→ CONSIGNE: Dans l’article sur la mort de Vanille, recopiez tout le passage qui va de « Mardi 11 février, Éric » jusqu’à « une famille d’accueil. » en substituant « magistrat » à « procureur ».

Mardi 11 février, Éric Bouillard, le procureur de la République d’Angers (Maine-et-Loire) a annoncé la mise en examen et le placement en détention provisoire de la mère de Vanille, la petite fille retrouvée morte dimanche dernier dans un conteneur à vêtements.

Nathalie Stephan est poursuivie au motif de « meurtre sur mineur de moins de 15 ans », selon le procureur.

Il a précisé : « le mobile du passage à l’acte semble être lié à son départ du centre maternel, départ qui lui avait été annoncé, nous dit-elle, le 3 décembre 2019, jour où elle a décidé, par des moyens divers (…), de donner à la mort à son enfant ».

La mère de Vanille, âgée de 39 ans et atteinte de troubles psychiatriques, vivait dans un centre d’hébergement pour les mères isolées et les femmes enceintes depuis un an.

Le bébé âgé de un an avait été confiée à une famille d’accueil.

Au cours de sa garde à vue, Nathalie Stephan a reconnu le caractère prémédité de son acte, prévu le jour du premier anniversaire de Vanille, d’après le procureur.

Il a également précisé : « la date anniversaire de Vanille était le 7 février, jour de son décès, que [la mère] a mis à profit pour son passage à l’acte ».

L’autopsie, réalisée lundi, a identifié la cause de la mort de la fillette comme étant par étouffement.

La prévenue n’avait pas ramené sa fille au foyer le vendredi à 17 H 30 à la référente de l’Aide sociale à l’enfance comme convenu.

Dans la soirée du samedi, le dispositif d’alerte enlèvement avait été déclenché et Nathalie Stephan avait été retrouvée le lendemain matin à Nantes.

Pendant sa garde à vue, elle a reconnu avoir tué Vanille vendredi.

Depuis la mise en place du dispositif d’alerte enlèvement en 2006, il s’agit de la première fois que l’enfant n’est pas retrouvé en vie.

Il a tout de même été déclenché plus de vingt fois.

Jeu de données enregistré
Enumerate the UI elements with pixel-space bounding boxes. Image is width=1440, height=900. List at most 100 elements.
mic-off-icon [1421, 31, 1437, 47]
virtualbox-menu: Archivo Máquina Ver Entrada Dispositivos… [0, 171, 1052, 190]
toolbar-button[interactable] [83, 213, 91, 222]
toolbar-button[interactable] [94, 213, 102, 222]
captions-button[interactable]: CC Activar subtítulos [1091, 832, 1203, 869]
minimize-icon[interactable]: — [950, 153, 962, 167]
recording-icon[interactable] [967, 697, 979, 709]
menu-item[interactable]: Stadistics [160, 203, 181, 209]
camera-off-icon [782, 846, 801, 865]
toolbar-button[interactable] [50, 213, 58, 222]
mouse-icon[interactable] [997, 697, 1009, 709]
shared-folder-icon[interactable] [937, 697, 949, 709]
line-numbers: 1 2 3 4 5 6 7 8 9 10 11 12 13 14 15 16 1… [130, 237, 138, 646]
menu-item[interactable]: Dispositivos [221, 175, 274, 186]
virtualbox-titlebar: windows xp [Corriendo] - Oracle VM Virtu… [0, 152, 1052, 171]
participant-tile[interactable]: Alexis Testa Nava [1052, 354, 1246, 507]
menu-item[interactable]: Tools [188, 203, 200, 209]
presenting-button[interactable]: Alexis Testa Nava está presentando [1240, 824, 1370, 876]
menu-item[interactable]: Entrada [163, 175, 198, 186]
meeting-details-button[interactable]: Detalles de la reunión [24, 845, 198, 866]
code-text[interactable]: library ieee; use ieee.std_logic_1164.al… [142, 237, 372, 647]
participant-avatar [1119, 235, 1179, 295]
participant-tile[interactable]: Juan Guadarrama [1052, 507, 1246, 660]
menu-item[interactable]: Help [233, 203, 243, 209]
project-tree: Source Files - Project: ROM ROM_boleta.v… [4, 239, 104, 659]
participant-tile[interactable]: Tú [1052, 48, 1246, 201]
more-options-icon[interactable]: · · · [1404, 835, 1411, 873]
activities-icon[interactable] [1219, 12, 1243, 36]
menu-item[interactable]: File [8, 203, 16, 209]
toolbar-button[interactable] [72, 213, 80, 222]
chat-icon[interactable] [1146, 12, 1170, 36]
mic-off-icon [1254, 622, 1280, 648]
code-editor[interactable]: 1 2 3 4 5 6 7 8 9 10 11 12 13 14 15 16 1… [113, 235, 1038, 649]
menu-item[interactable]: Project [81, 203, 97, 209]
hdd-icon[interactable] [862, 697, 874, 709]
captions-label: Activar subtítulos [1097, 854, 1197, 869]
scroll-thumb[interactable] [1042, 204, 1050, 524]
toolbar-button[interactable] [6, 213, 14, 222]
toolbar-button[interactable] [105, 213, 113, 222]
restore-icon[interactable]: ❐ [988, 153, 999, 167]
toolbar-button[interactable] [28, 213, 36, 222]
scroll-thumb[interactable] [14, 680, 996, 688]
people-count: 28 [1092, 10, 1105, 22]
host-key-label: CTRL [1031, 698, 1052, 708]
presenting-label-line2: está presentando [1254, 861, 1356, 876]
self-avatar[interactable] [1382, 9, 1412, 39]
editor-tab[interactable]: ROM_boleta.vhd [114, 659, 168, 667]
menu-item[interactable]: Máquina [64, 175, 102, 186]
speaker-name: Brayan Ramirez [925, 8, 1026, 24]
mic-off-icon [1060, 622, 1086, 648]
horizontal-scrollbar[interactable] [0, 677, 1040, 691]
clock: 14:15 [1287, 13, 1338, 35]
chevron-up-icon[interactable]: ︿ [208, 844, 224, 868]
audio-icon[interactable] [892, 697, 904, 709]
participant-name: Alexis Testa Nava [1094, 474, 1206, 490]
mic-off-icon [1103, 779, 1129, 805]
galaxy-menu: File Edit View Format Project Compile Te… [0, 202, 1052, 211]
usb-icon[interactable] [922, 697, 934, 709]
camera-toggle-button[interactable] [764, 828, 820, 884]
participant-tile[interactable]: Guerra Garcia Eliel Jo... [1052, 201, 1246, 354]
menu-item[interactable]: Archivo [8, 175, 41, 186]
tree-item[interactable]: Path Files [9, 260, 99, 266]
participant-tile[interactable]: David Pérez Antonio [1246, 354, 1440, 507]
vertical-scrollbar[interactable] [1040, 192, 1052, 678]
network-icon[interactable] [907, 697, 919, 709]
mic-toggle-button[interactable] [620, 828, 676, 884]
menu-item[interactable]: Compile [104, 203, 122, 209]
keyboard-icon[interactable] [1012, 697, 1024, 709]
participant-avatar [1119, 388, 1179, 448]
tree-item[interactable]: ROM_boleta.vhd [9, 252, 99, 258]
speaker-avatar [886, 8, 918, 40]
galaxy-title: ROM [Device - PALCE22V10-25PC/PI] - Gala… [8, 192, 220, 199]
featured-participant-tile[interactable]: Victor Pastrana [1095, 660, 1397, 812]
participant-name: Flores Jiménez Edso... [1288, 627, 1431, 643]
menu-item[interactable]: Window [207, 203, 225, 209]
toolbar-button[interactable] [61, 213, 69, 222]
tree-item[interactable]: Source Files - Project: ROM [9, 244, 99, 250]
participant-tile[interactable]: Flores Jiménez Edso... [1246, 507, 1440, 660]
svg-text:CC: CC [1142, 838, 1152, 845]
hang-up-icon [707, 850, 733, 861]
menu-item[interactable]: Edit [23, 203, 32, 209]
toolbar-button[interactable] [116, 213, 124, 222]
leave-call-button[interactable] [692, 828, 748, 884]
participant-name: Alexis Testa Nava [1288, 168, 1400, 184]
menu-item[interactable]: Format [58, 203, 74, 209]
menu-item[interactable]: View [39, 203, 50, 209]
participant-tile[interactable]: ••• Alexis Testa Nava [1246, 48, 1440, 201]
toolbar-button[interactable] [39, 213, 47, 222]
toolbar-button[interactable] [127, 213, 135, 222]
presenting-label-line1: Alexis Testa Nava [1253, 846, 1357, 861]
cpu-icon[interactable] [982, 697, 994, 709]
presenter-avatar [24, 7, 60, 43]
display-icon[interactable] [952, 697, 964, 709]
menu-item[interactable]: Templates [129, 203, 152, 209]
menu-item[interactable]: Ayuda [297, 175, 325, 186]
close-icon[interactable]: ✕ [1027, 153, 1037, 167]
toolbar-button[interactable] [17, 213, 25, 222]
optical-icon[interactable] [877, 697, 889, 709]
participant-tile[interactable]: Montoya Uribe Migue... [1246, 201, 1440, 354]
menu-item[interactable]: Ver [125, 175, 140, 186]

→ TRAVAIL RÉALISÉ:
Mardi 11 février, Éric Bouillard, le magistrat de la République d’Angers (Maine-et-Loire) a annoncé la mise en examen et le placement en détention provisoire de la mère de Vanille, la petite fille retrouvée morte dimanche dernier dans un conteneur à vêtements.

Nathalie Stephan est poursuivie au motif de « meurtre sur mineur de moins de 15 ans », selon le magistrat.

Il a précisé : « le mobile du passage à l’acte semble être lié à son départ du centre maternel, départ qui lui avait été annoncé, nous dit-elle, le 3 décembre 2019, jour où elle a décidé, par des moyens divers (…), de donner à la mort à son enfant ».

La mère de Vanille, âgée de 39 ans et atteinte de troubles psychiatriques, vivait dans un centre d’hébergement pour les mères isolées et les femmes enceintes depuis un an.

Le bébé âgé de un an avait été confiée à une famille d’accueil.